*Given task:* Identify the lines containing the word "till". Copy each one.

*Information given:*
━━━━━━━━━━━━━━━━━━━━━━━━━━━━━━
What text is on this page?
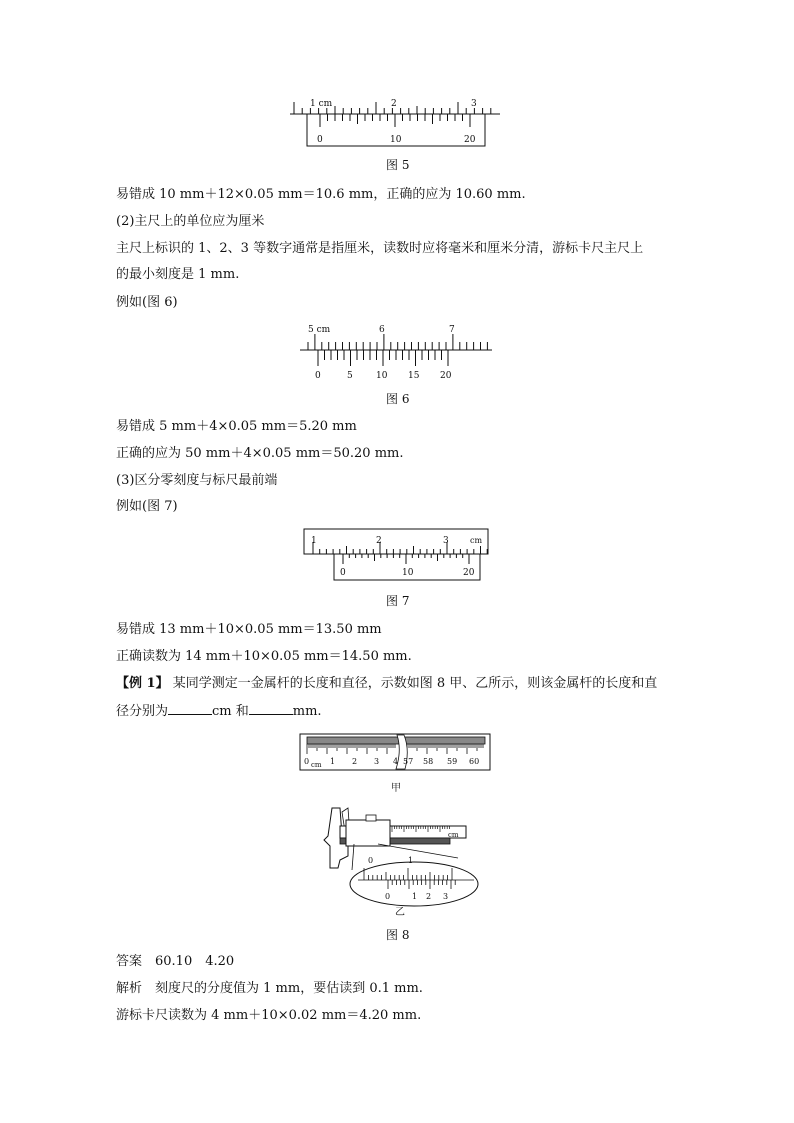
1 cm	2	3
0	10	20
图 5
易错成 10 mm＋12×0.05 mm＝10.6 mm，正确的应为 10.60 mm.
(2)主尺上的单位应为厘米
主尺上标识的 1、2、3 等数字通常是指厘米，读数时应将毫米和厘米分清，游标卡尺主尺上
的最小刻度是 1 mm.
例如(图 6)
5 cm	6	7
0	5	10 15 20
图 6
易错成 5 mm＋4×0.05 mm＝5.20 mm
正确的应为 50 mm＋4×0.05 mm＝50.20 mm.
(3)区分零刻度与标尺最前端
例如(图 7)
1	2	3	cm
0	10	20
图 7
易错成 13 mm＋10×0.05 mm＝13.50 mm
正确读数为 14 mm＋10×0.05 mm＝14.50 mm.
【例 1】 某同学测定一金属杆的长度和直径，示数如图 8 甲、乙所示，则该金属杆的长度和直
径分别为	cm 和	mm.
0 cm 1 2 3 4 57 58 59 60
甲
cm
0	1
0	1 2 3
乙
图 8
答案　60.10　4.20
解析　刻度尺的分度值为 1 mm，要估读到 0.1 mm.
游标卡尺读数为 4 mm＋10×0.02 mm＝4.20 mm.
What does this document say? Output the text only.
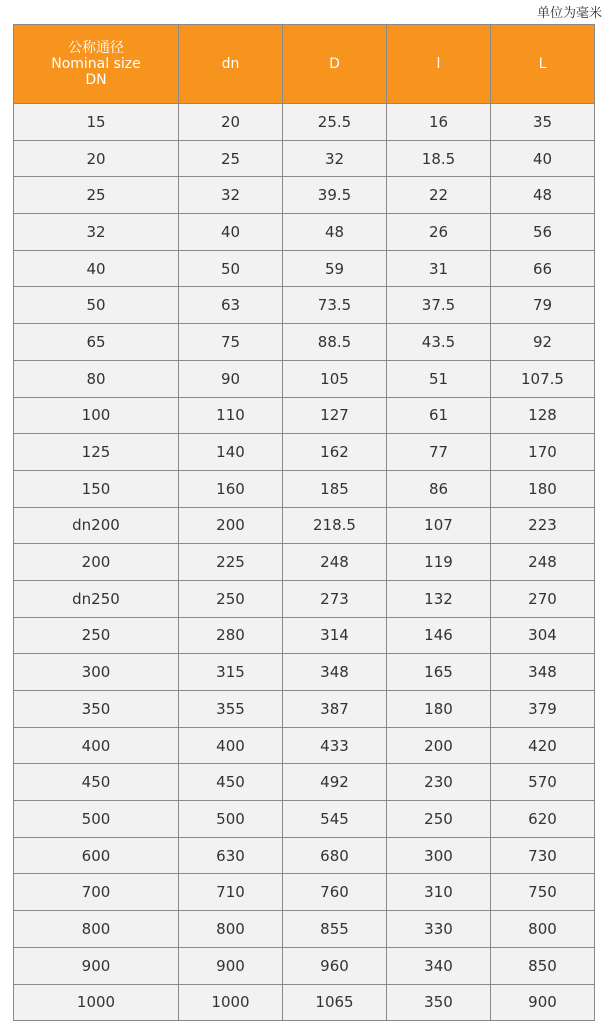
单位为毫米
公称通径
Nominal size
DN	dn	D	l	L
15	20	25.5	16	35
20	25	32	18.5	40
25	32	39.5	22	48
32	40	48	26	56
40	50	59	31	66
50	63	73.5	37.5	79
65	75	88.5	43.5	92
80	90	105	51	107.5
100	110	127	61	128
125	140	162	77	170
150	160	185	86	180
dn200	200	218.5	107	223
200	225	248	119	248
dn250	250	273	132	270
250	280	314	146	304
300	315	348	165	348
350	355	387	180	379
400	400	433	200	420
450	450	492	230	570
500	500	545	250	620
600	630	680	300	730
700	710	760	310	750
800	800	855	330	800
900	900	960	340	850
1000	1000	1065	350	900
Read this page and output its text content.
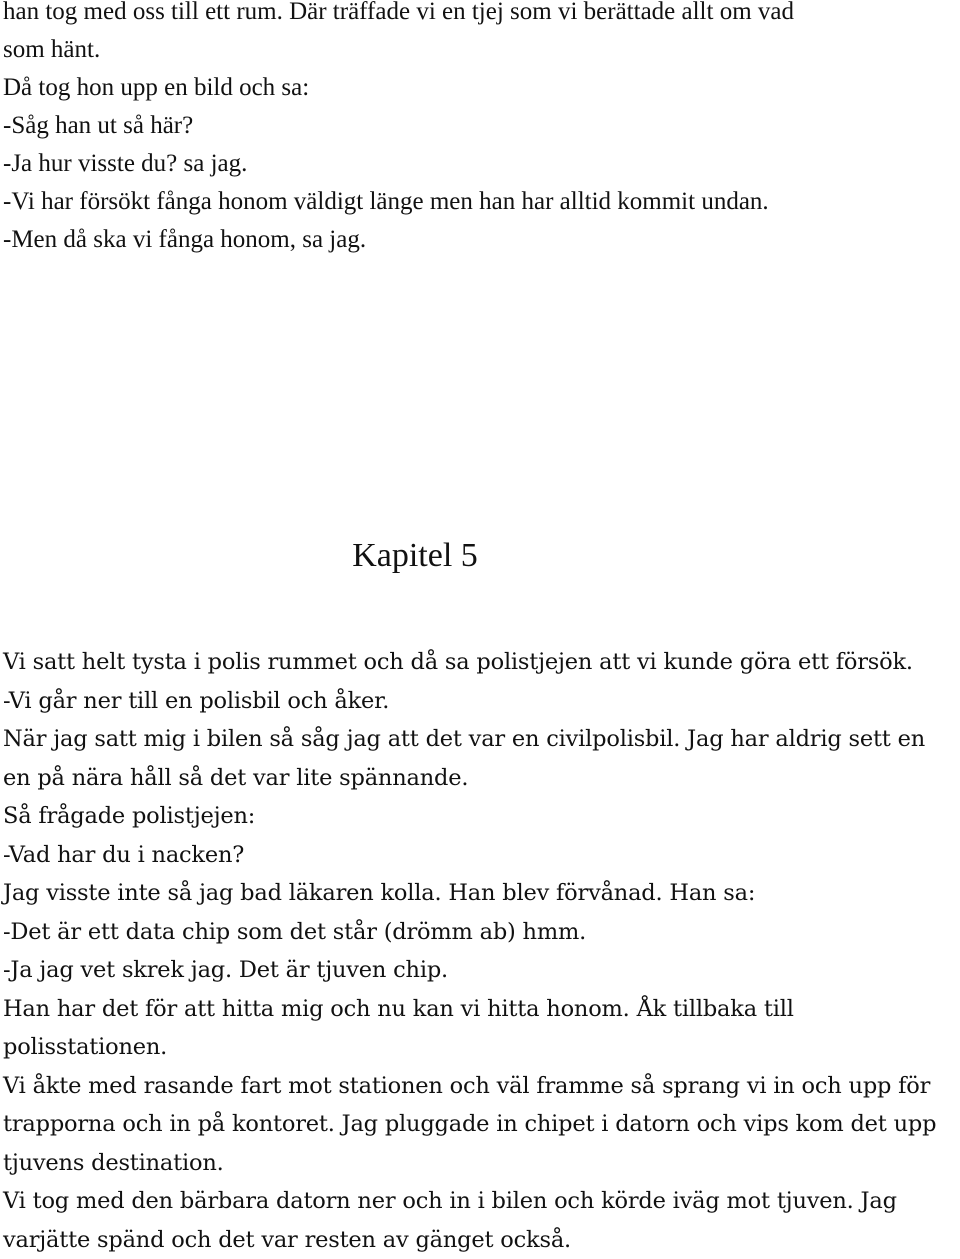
han tog med oss till ett rum. Där träffade vi en tjej som vi berättade allt om vad
som hänt.
Då tog hon upp en bild och sa:
-Såg han ut så här?
-Ja hur visste du? sa jag.
-Vi har försökt fånga honom väldigt länge men han har alltid kommit undan.
-Men då ska vi fånga honom, sa jag.
Kapitel 5
Vi satt helt tysta i polis rummet och då sa polistjejen att vi kunde göra ett försök.
-Vi går ner till en polisbil och åker.
När jag satt mig i bilen så såg jag att det var en civilpolisbil. Jag har aldrig sett en
en på nära håll så det var lite spännande.
Så frågade polistjejen:
-Vad har du i nacken?
Jag visste inte så jag bad läkaren kolla. Han blev förvånad. Han sa:
-Det är ett data chip som det står (drömm ab) hmm.
-Ja jag vet skrek jag. Det är tjuven chip.
Han har det för att hitta mig och nu kan vi hitta honom. Åk tillbaka till
polisstationen.
Vi åkte med rasande fart mot stationen och väl framme så sprang vi in och upp för
trapporna och in på kontoret. Jag pluggade in chipet i datorn och vips kom det upp
tjuvens destination.
Vi tog med den bärbara datorn ner och in i bilen och körde iväg mot tjuven. Jag
varjätte spänd och det var resten av gänget också.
━━━━━━━━━━━━━━━━━━━━━━━━━━━━━━
*Solution to this task:*
han tog med oss till ett rum. Där träffade vi en tjej som vi berättade allt om vad
-Vi går ner till en polisbil och åker.
Han har det för att hitta mig och nu kan vi hitta honom. Åk tillbaka till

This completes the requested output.